EXERCISE AIM:
Tally how many lines of these entries hold the string "Tailoring". Return the number alone.

THE DATA:
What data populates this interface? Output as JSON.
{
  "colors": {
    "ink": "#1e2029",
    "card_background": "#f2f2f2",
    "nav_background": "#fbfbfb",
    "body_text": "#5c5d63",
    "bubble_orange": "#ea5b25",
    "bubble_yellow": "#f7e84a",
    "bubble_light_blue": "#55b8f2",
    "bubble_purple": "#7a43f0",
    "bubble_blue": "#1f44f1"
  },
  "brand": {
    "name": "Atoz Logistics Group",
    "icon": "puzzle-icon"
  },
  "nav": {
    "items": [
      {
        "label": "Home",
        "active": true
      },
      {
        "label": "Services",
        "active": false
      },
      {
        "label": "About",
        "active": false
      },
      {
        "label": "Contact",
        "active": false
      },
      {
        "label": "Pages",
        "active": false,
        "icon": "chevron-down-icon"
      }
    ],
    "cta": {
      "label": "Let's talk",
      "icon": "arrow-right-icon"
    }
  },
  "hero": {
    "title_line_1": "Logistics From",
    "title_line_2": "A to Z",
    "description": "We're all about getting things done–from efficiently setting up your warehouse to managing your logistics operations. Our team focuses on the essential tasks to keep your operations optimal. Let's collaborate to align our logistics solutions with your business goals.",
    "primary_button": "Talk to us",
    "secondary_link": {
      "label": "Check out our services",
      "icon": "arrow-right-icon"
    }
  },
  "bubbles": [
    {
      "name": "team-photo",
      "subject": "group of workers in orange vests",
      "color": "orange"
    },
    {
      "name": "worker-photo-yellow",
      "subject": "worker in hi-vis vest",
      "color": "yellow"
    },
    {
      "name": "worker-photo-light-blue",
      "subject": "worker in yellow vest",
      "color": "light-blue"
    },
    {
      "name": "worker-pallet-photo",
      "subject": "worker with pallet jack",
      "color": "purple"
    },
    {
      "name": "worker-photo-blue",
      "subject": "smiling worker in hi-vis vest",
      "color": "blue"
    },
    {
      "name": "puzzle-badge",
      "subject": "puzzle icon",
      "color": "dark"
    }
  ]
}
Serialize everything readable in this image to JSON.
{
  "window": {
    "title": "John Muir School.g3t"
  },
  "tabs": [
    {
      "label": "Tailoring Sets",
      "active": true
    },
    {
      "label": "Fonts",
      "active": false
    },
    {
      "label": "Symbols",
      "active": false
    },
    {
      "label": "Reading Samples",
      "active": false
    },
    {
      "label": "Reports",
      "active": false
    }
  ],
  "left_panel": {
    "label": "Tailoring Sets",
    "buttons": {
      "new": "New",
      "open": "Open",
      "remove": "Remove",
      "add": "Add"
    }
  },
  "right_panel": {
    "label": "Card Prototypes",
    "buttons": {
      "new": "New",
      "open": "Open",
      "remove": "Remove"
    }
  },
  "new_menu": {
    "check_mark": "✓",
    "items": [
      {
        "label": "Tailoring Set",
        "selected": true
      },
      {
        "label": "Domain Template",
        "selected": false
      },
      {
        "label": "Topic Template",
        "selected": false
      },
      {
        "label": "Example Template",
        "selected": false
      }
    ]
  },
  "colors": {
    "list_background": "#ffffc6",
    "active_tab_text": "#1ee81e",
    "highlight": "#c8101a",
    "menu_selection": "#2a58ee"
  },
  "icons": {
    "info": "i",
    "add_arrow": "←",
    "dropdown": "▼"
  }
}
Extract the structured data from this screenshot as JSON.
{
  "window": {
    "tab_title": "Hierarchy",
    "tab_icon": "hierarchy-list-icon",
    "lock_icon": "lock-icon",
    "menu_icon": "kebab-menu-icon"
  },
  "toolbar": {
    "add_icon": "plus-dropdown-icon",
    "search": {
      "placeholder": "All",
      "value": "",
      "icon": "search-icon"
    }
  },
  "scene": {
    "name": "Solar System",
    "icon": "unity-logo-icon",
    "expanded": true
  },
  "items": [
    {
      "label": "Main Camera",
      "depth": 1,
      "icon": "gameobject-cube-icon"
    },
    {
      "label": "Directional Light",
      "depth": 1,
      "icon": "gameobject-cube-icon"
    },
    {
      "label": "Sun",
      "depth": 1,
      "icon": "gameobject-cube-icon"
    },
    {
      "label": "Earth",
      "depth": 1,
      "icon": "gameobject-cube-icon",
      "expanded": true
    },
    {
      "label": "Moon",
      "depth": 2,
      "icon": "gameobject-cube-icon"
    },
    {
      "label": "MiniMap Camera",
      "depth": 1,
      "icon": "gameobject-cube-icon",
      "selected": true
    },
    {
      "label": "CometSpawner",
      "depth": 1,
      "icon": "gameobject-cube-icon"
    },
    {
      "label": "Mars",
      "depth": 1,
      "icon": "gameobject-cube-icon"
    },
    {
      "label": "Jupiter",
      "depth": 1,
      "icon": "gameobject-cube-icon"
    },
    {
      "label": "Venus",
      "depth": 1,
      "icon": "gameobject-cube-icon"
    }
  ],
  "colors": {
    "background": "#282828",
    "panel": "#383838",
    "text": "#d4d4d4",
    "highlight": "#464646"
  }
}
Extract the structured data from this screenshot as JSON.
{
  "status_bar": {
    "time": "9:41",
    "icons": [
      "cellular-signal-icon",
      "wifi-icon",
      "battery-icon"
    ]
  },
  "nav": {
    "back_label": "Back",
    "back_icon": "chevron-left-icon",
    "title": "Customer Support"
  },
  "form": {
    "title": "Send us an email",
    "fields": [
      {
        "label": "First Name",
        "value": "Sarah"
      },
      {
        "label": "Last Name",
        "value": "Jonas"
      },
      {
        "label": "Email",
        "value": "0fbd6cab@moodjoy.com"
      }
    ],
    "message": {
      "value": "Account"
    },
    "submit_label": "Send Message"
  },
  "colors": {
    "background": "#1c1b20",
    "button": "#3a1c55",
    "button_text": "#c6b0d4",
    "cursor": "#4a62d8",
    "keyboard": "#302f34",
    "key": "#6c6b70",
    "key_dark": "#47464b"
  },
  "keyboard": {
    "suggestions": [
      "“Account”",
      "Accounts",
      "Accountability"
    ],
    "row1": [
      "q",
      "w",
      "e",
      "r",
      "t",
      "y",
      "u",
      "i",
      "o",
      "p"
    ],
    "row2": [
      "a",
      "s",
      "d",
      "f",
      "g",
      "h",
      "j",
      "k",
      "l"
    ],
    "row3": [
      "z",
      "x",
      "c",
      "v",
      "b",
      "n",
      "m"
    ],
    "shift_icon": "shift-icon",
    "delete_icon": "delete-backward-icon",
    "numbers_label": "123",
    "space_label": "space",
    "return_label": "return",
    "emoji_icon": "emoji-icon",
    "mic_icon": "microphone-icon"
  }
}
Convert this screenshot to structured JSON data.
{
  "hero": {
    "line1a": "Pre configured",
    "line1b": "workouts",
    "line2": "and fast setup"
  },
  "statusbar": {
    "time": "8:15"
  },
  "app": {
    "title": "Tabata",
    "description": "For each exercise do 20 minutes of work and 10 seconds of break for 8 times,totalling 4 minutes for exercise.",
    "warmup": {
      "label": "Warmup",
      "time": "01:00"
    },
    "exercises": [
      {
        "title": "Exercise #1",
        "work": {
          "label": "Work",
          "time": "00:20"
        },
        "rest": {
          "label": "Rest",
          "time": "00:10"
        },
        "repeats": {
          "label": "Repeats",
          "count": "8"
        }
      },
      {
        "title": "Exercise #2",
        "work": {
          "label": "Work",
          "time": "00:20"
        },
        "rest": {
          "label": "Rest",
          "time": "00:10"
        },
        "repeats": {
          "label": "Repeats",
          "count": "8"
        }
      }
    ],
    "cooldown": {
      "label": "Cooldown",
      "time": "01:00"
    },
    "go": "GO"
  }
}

SOLVED PROBLEM:
3